GIVEN EXERCISE:
Find each line containing the string "should". Copy it.

SUPPLIED MATERIAL:
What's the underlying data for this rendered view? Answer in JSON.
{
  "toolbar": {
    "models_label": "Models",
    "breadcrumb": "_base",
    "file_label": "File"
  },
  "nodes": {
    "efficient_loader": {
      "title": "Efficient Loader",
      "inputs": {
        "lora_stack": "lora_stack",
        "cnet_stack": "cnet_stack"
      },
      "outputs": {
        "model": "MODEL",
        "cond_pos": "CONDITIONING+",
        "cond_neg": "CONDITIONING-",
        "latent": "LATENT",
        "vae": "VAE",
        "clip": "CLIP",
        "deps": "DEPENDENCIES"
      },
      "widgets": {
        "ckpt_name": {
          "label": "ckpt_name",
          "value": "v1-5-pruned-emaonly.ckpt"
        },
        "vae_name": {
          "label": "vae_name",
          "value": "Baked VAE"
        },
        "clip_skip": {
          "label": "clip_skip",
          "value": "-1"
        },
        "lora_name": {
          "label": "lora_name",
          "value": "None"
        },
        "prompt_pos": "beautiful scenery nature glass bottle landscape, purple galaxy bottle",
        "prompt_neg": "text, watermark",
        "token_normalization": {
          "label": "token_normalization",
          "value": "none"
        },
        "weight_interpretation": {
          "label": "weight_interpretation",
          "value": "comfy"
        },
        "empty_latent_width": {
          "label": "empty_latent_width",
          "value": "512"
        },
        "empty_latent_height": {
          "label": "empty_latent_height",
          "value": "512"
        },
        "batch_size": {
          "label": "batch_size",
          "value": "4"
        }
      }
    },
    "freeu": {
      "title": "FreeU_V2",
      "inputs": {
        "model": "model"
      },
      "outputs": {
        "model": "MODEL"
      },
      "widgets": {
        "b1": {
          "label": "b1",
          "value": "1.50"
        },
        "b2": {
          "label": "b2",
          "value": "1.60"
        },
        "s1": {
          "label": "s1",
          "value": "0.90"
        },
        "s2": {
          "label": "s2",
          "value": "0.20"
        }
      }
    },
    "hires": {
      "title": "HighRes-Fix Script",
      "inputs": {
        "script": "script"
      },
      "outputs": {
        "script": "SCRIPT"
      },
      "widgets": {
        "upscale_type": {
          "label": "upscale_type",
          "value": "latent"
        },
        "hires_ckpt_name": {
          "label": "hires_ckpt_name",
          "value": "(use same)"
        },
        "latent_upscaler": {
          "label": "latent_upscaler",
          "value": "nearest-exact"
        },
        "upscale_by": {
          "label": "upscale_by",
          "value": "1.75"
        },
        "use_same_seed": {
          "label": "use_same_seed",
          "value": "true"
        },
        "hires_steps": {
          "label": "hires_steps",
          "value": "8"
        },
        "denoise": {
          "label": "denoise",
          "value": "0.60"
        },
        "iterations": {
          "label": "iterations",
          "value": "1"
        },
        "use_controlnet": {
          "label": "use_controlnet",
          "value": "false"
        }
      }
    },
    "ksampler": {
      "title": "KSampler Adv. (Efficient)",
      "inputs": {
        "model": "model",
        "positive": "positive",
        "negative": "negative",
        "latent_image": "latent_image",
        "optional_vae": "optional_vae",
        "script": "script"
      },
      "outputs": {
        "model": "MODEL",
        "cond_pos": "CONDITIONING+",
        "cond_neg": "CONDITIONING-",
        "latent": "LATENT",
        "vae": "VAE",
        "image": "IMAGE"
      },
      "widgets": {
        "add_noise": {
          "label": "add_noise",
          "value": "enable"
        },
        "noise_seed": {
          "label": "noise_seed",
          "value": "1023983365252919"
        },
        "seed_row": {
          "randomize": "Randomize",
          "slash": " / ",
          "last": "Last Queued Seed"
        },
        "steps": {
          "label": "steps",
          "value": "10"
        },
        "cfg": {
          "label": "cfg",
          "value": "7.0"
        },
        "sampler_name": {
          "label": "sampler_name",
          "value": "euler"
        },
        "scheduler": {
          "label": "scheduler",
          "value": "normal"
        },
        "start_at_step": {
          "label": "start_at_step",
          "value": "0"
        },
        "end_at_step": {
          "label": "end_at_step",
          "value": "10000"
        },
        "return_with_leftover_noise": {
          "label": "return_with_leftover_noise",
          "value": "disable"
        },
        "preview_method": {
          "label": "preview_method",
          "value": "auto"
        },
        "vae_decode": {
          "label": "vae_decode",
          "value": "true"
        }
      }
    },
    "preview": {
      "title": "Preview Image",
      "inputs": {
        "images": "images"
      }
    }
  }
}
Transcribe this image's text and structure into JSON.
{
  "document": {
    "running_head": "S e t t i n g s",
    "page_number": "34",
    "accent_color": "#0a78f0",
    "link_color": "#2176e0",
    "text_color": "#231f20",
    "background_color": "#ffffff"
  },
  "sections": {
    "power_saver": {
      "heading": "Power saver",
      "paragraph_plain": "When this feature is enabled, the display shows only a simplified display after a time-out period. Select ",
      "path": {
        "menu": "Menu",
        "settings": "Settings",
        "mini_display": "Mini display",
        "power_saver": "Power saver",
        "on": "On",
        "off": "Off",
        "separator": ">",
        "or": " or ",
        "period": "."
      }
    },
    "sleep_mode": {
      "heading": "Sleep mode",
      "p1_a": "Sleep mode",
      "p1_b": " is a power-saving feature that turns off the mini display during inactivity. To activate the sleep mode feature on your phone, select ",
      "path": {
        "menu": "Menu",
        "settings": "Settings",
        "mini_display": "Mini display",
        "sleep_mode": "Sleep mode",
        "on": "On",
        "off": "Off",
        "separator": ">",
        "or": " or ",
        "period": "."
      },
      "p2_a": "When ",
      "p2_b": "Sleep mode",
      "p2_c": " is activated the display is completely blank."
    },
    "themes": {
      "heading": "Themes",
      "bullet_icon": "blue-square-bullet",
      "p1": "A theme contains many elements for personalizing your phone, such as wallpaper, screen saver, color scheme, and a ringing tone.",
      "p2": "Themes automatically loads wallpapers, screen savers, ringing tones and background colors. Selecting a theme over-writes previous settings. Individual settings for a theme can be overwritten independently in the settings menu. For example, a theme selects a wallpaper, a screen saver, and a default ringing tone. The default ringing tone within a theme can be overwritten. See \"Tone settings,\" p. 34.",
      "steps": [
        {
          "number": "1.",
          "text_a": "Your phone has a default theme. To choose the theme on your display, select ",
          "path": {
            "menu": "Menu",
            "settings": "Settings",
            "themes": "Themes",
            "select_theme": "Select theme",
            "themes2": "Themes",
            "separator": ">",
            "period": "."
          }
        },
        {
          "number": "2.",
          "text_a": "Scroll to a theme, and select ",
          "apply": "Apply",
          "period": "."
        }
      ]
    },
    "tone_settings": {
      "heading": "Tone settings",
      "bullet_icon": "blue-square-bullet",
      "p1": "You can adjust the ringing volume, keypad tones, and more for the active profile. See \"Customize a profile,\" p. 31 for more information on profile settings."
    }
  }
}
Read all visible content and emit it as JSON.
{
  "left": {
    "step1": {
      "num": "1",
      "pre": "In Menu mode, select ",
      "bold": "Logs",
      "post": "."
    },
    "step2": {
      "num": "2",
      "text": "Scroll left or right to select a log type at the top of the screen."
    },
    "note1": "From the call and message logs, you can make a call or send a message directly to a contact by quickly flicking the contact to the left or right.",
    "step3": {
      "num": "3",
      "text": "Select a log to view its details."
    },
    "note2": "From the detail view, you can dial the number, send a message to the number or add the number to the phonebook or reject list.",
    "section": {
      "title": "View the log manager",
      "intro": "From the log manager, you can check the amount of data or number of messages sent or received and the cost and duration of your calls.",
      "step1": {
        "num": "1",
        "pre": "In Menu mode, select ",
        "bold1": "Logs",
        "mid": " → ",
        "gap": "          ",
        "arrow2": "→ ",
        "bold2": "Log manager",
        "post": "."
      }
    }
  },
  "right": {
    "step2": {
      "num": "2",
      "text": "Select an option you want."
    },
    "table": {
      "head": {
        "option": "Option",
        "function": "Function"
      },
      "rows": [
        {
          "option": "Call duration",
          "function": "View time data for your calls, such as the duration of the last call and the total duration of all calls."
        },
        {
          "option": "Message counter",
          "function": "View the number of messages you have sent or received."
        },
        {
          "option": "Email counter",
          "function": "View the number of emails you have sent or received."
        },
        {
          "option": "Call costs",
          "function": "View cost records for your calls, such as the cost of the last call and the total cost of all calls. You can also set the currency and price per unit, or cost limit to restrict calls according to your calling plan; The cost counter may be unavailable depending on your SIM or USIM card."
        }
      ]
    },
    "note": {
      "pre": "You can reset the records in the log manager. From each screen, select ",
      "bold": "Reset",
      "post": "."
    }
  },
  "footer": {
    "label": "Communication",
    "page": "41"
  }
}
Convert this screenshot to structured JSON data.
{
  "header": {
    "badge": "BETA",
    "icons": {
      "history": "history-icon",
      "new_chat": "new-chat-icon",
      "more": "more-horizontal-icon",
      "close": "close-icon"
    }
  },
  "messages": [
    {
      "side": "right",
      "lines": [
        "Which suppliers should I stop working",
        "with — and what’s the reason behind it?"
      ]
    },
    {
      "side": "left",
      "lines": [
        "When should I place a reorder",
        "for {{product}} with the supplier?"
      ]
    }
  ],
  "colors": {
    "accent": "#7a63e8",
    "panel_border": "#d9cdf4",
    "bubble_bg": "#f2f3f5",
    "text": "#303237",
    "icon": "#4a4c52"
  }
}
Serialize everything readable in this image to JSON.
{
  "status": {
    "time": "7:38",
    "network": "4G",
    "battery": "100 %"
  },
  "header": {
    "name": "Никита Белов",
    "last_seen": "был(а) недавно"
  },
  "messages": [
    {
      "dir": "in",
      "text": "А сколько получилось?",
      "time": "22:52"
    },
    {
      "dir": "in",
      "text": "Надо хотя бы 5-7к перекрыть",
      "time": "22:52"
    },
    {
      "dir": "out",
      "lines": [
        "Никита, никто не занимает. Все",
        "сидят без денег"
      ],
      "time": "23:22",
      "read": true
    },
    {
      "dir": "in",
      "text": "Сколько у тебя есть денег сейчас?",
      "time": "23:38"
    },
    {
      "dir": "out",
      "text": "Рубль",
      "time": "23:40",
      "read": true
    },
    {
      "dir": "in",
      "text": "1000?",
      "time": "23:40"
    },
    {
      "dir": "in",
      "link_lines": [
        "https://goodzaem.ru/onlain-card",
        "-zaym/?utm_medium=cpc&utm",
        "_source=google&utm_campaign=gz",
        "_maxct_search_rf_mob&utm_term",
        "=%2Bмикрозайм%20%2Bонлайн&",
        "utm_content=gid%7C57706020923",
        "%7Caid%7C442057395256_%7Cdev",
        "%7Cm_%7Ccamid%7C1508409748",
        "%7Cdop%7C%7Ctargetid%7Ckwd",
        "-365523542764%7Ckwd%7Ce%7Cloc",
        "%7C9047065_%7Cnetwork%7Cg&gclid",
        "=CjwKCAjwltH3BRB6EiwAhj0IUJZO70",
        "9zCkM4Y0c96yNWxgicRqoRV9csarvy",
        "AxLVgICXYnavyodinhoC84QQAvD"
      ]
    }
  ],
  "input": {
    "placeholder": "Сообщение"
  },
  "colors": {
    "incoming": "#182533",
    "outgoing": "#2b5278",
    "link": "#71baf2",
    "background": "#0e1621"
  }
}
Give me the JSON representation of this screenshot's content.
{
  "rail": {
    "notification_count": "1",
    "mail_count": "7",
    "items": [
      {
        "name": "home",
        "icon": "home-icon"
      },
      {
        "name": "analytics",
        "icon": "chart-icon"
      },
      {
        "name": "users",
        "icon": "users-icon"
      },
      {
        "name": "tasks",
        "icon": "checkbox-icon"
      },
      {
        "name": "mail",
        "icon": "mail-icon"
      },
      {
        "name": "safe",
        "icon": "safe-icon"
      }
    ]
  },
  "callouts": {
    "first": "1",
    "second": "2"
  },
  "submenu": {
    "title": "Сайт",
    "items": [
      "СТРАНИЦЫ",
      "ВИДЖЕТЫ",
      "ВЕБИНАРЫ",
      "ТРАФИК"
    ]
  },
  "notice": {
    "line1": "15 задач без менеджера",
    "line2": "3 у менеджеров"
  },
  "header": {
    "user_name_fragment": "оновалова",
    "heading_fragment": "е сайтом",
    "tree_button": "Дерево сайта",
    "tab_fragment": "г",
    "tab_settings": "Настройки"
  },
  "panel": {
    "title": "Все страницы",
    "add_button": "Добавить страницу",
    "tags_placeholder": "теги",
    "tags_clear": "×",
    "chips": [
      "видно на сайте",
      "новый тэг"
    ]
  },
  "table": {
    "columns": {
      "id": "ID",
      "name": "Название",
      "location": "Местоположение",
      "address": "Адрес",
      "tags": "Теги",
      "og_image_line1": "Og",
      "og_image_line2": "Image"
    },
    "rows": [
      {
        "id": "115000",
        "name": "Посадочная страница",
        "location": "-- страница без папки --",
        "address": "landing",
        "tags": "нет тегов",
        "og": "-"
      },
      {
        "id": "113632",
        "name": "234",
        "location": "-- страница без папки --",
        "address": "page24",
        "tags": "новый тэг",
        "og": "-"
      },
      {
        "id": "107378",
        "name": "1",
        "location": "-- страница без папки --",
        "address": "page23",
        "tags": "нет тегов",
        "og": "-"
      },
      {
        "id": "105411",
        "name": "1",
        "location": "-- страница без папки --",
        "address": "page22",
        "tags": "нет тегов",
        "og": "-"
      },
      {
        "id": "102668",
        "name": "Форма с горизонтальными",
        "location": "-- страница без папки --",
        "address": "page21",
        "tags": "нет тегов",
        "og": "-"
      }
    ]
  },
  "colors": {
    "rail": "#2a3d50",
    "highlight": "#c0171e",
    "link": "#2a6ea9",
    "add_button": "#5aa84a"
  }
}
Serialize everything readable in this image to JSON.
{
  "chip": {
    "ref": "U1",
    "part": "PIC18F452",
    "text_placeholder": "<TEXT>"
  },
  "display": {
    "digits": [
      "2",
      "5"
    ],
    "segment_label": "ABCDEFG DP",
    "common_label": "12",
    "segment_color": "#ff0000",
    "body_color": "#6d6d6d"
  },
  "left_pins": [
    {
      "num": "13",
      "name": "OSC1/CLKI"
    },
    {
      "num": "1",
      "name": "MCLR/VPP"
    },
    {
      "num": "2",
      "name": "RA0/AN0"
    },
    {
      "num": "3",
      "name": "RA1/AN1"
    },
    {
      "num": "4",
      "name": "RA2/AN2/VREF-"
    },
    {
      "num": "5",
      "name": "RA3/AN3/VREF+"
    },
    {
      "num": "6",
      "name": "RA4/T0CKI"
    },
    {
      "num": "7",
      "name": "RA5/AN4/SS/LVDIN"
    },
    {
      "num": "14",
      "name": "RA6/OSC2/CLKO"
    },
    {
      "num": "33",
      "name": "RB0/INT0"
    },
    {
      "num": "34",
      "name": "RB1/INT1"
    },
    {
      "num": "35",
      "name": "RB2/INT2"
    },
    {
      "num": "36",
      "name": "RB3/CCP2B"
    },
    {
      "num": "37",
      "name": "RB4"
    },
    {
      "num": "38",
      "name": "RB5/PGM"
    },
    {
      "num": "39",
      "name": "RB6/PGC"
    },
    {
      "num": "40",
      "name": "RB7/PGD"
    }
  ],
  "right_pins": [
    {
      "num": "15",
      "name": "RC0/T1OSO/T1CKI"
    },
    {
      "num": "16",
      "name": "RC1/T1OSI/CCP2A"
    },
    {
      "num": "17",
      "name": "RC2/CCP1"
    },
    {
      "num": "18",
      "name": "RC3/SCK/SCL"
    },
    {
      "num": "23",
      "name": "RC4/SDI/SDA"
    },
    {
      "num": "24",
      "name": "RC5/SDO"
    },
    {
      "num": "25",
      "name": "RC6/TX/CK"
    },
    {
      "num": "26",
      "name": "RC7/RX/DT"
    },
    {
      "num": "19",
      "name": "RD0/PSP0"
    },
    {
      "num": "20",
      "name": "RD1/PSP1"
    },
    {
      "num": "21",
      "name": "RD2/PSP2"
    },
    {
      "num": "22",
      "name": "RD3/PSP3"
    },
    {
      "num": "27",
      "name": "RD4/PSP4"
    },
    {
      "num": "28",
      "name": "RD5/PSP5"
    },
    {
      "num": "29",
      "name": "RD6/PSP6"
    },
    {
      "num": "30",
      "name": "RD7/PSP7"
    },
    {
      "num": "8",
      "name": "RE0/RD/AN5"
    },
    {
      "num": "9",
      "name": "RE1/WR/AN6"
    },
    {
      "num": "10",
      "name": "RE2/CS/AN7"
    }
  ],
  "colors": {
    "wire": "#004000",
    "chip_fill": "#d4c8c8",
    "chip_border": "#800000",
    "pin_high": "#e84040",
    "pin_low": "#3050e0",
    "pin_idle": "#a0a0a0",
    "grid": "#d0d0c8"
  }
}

EXERCISE OUTPUT:
        "Which suppliers should I stop working",
        "When should I place a reorder",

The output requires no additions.